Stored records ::

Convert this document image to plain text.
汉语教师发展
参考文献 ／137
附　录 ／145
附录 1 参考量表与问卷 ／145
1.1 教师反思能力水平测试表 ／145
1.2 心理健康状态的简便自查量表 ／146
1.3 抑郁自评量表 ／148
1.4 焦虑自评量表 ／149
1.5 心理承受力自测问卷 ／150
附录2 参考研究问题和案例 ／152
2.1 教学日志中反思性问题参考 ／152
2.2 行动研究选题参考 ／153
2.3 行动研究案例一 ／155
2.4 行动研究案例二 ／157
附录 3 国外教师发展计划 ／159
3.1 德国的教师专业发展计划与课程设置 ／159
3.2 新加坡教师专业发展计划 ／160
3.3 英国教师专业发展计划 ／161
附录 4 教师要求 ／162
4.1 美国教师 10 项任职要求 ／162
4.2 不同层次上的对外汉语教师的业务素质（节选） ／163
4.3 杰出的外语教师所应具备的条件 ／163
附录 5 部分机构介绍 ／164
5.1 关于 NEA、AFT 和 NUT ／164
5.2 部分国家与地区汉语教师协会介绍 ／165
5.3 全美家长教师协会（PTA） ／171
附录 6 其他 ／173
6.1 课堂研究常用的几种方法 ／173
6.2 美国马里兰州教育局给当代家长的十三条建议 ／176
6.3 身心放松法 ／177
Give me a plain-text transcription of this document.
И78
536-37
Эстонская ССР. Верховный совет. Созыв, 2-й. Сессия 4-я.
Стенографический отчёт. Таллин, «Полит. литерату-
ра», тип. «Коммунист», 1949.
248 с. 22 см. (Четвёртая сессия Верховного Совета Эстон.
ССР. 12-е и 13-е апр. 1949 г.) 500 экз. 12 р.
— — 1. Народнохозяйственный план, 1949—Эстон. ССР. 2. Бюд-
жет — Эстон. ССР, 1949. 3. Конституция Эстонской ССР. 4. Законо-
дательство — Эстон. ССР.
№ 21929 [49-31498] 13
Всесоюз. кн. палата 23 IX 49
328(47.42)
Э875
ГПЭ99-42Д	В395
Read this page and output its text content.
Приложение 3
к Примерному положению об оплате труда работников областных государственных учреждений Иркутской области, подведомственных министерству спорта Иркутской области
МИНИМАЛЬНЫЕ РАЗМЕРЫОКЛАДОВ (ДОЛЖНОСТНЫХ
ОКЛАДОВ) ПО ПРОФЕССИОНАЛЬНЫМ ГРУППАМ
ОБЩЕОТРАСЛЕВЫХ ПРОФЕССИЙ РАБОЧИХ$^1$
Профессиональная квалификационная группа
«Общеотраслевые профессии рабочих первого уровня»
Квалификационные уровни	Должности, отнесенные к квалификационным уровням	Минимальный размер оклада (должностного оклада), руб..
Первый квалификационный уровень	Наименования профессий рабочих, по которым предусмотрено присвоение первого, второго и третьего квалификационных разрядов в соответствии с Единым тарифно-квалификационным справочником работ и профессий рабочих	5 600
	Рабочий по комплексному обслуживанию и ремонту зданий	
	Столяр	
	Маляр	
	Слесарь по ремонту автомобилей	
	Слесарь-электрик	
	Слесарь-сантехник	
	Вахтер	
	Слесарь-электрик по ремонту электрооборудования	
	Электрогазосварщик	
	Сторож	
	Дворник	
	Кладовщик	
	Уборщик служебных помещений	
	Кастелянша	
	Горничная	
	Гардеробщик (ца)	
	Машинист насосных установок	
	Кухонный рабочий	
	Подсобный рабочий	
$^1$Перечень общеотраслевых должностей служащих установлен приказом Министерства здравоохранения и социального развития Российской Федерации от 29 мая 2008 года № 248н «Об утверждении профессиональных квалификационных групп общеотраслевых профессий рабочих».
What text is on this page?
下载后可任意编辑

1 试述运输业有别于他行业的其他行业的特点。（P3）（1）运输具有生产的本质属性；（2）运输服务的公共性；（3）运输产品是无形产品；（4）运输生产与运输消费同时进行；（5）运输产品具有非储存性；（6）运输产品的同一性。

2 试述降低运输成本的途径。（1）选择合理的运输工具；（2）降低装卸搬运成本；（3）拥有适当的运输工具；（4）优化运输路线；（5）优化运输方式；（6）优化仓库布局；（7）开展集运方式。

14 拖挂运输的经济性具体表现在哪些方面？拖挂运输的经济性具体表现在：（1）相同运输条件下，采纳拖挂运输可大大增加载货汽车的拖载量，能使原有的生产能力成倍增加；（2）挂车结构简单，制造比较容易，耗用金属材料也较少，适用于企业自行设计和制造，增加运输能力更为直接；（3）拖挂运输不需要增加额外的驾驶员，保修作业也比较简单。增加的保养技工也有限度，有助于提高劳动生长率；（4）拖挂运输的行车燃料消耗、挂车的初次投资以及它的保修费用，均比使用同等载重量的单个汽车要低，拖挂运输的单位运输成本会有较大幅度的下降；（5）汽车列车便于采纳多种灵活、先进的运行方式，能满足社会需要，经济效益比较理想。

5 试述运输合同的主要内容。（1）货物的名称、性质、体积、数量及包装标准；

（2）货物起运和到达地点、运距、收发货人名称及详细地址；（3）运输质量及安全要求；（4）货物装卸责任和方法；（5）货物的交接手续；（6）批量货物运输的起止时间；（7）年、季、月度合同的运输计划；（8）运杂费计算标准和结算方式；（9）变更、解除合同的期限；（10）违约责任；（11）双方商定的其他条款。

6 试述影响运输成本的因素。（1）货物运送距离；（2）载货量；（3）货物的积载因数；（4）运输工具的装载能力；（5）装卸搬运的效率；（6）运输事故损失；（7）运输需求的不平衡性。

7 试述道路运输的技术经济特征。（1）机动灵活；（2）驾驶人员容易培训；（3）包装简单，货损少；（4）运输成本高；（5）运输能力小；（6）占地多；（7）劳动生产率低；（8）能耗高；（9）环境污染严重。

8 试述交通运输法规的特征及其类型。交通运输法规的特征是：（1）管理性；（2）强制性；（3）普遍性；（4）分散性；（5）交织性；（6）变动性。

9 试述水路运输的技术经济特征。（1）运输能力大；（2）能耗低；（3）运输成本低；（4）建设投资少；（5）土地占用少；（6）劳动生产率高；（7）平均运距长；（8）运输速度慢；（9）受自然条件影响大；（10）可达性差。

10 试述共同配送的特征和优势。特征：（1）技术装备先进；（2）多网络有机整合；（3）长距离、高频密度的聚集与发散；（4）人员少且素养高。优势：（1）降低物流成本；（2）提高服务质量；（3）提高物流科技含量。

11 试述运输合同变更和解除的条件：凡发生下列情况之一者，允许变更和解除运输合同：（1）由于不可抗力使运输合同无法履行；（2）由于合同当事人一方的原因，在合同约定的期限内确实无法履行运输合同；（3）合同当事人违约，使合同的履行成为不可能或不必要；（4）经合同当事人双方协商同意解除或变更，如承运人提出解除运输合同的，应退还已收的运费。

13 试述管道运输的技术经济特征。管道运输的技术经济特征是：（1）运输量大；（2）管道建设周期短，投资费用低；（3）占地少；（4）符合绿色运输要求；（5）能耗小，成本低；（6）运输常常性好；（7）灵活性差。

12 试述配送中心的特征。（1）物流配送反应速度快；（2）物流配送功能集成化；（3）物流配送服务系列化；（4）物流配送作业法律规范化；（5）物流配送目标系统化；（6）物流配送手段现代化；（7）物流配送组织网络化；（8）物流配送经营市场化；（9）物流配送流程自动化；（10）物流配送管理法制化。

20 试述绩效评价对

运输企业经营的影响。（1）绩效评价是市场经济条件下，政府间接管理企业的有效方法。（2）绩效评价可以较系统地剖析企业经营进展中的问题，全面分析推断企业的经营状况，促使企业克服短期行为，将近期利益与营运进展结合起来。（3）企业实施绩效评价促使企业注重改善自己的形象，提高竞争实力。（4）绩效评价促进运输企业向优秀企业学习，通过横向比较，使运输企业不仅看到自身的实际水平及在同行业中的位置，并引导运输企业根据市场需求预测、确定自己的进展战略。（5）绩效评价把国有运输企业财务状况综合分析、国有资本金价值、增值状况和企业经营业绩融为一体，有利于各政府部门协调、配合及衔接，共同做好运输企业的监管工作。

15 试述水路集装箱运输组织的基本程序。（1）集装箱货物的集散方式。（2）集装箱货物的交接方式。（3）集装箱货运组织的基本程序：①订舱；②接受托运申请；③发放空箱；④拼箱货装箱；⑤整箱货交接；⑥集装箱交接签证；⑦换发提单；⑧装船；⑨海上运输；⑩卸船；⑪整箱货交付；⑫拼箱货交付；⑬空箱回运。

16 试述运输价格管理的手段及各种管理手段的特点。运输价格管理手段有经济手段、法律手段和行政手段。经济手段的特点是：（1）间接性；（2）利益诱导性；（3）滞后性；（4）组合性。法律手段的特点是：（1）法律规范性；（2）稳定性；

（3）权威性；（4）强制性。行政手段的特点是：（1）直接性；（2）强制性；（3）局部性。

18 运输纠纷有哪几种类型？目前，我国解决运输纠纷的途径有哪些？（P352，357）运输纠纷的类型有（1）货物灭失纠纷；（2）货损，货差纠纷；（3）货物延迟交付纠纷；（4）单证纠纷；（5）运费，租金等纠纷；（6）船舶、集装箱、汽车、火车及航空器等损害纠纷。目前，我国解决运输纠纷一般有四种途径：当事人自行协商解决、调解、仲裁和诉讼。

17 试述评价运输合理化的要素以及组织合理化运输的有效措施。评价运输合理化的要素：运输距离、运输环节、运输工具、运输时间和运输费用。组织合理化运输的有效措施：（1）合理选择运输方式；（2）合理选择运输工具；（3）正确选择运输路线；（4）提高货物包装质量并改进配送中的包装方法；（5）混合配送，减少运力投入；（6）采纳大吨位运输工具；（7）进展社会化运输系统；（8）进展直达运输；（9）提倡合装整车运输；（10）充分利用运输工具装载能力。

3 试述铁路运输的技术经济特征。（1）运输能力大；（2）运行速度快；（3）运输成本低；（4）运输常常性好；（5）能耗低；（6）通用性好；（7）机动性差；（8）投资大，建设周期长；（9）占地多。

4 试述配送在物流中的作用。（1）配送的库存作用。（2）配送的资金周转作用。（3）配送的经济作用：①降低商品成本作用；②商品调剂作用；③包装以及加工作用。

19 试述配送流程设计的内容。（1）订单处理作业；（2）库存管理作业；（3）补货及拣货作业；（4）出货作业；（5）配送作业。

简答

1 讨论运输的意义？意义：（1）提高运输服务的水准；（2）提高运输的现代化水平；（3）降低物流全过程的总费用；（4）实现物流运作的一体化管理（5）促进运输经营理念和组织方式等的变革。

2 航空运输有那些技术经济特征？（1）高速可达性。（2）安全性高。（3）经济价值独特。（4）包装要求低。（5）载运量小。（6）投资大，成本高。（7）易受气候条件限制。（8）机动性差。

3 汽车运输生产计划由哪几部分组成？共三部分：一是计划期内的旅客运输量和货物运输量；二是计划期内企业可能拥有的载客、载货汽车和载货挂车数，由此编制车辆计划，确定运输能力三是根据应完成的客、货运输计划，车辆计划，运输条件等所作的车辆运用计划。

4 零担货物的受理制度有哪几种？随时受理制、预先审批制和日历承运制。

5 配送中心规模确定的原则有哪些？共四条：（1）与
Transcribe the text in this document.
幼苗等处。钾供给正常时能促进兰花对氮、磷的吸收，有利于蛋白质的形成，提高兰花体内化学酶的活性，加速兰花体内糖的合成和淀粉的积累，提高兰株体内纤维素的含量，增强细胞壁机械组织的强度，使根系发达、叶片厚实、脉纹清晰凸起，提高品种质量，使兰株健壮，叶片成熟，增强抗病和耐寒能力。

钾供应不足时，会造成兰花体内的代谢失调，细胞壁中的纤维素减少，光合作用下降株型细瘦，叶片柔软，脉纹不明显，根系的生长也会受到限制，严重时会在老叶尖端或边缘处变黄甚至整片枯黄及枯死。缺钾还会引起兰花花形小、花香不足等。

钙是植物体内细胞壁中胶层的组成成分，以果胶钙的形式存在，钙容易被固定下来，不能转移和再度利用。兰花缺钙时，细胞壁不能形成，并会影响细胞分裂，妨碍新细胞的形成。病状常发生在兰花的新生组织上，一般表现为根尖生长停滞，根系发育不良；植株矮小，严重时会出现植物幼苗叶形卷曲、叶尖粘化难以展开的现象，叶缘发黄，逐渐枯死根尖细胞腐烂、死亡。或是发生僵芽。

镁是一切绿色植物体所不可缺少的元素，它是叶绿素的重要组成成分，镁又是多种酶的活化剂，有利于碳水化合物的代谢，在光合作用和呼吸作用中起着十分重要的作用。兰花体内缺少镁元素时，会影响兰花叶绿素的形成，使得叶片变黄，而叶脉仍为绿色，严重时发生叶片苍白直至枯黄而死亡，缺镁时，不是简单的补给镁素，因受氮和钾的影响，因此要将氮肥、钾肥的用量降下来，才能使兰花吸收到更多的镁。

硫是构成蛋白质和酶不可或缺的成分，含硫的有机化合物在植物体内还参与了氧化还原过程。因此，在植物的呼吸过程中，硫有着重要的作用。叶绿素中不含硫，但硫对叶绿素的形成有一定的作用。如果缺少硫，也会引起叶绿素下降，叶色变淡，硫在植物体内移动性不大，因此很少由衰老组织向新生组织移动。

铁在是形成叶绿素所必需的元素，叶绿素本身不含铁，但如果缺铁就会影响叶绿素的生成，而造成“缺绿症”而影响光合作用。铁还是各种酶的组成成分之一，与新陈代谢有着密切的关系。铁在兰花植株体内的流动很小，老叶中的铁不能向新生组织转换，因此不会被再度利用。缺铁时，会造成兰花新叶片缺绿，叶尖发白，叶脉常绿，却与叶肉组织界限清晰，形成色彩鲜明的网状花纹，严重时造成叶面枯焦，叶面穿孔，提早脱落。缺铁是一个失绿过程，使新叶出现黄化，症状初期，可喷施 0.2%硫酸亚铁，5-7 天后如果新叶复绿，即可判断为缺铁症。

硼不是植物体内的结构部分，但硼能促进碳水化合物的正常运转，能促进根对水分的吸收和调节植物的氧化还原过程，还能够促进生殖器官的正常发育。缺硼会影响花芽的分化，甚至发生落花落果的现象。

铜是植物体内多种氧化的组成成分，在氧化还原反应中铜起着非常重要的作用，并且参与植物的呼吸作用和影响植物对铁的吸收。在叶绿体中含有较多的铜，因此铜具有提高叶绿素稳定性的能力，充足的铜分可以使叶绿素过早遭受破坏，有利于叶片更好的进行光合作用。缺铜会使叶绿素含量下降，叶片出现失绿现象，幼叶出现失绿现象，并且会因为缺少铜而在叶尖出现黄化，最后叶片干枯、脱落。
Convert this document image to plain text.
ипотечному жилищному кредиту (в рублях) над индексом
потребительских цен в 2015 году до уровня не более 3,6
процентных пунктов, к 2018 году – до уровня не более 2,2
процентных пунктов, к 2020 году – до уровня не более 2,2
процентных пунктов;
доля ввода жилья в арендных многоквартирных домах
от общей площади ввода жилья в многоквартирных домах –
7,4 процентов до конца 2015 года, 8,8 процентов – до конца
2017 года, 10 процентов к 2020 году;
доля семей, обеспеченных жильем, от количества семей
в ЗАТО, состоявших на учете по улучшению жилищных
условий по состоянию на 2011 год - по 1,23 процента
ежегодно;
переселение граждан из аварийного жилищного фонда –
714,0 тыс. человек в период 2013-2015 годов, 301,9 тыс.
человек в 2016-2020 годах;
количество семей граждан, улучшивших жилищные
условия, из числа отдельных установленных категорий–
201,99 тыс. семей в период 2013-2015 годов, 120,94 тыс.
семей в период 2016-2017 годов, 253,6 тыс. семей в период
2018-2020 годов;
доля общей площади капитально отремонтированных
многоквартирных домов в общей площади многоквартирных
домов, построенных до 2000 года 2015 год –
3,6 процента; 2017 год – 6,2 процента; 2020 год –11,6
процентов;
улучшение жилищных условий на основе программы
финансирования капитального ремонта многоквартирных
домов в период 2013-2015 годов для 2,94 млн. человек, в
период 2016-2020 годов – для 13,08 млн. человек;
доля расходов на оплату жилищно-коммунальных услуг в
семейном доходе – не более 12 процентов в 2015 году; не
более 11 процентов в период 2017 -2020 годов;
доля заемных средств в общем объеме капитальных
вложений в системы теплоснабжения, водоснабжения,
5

Written instruction ::
Note every line above where the string "运输常常性好" shows up, and copy those lines.

Response to the task ::
13 试述管道运输的技术经济特征。管道运输的技术经济特征是：（1）运输量大；（2）管道建设周期短，投资费用低；（3）占地少；（4）符合绿色运输要求；（5）能耗小，成本低；（6）运输常常性好；（7）灵活性差。
3 试述铁路运输的技术经济特征。（1）运输能力大；（2）运行速度快；（3）运输成本低；（4）运输常常性好；（5）能耗低；（6）通用性好；（7）机动性差；（8）投资大，建设周期长；（9）占地多。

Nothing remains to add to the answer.